## Start The data

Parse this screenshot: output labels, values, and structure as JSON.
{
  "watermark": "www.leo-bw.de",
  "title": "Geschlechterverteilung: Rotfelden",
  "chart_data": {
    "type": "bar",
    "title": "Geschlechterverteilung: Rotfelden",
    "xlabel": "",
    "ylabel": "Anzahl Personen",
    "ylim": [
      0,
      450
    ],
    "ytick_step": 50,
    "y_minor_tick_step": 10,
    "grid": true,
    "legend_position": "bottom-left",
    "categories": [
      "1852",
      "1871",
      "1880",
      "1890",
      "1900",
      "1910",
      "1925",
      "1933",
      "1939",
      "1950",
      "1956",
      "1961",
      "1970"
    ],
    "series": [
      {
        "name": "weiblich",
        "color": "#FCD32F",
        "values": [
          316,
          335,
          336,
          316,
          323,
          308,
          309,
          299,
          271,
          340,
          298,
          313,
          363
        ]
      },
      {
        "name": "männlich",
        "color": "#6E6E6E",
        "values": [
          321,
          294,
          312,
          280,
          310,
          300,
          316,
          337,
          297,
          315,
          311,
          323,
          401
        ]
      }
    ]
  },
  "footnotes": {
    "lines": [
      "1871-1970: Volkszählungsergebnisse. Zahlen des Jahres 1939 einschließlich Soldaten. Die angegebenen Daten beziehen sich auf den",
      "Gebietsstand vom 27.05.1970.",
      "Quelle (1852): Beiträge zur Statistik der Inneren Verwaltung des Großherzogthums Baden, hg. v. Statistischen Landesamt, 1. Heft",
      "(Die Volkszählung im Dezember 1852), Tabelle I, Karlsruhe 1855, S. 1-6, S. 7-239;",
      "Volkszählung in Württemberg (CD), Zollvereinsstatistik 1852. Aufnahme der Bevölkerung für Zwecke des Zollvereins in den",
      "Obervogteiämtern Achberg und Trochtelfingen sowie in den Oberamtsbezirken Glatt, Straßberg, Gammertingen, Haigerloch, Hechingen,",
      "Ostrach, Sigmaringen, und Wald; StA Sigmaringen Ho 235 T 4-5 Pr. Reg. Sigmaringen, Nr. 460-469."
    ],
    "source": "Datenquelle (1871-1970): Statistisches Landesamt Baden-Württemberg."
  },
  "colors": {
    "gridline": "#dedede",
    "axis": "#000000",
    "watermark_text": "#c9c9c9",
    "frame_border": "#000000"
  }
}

## End The data

What the exercise asks:
Exactly reproduce every line found in the records.

Complete output:
Parse this screenshot: output labels, values, and structure as JSON.
{
  "watermark": "www.leo-bw.de",
  "title": "Geschlechterverteilung: Rotfelden",
  "chart_data": {
    "type": "bar",
    "title": "Geschlechterverteilung: Rotfelden",
    "xlabel": "",
    "ylabel": "Anzahl Personen",
    "ylim": [
      0,
      450
    ],
    "ytick_step": 50,
    "y_minor_tick_step": 10,
    "grid": true,
    "legend_position": "bottom-left",
    "categories": [
      "1852",
      "1871",
      "1880",
      "1890",
      "1900",
      "1910",
      "1925",
      "1933",
      "1939",
      "1950",
      "1956",
      "1961",
      "1970"
    ],
    "series": [
      {
        "name": "weiblich",
        "color": "#FCD32F",
        "values": [
          316,
          335,
          336,
          316,
          323,
          308,
          309,
          299,
          271,
          340,
          298,
          313,
          363
        ]
      },
      {
        "name": "männlich",
        "color": "#6E6E6E",
        "values": [
          321,
          294,
          312,
          280,
          310,
          300,
          316,
          337,
          297,
          315,
          311,
          323,
          401
        ]
      }
    ]
  },
  "footnotes": {
    "lines": [
      "1871-1970: Volkszählungsergebnisse. Zahlen des Jahres 1939 einschließlich Soldaten. Die angegebenen Daten beziehen sich auf den",
      "Gebietsstand vom 27.05.1970.",
      "Quelle (1852): Beiträge zur Statistik der Inneren Verwaltung des Großherzogthums Baden, hg. v. Statistischen Landesamt, 1. Heft",
      "(Die Volkszählung im Dezember 1852), Tabelle I, Karlsruhe 1855, S. 1-6, S. 7-239;",
      "Volkszählung in Württemberg (CD), Zollvereinsstatistik 1852. Aufnahme der Bevölkerung für Zwecke des Zollvereins in den",
      "Obervogteiämtern Achberg und Trochtelfingen sowie in den Oberamtsbezirken Glatt, Straßberg, Gammertingen, Haigerloch, Hechingen,",
      "Ostrach, Sigmaringen, und Wald; StA Sigmaringen Ho 235 T 4-5 Pr. Reg. Sigmaringen, Nr. 460-469."
    ],
    "source": "Datenquelle (1871-1970): Statistisches Landesamt Baden-Württemberg."
  },
  "colors": {
    "gridline": "#dedede",
    "axis": "#000000",
    "watermark_text": "#c9c9c9",
    "frame_border": "#000000"
  }
}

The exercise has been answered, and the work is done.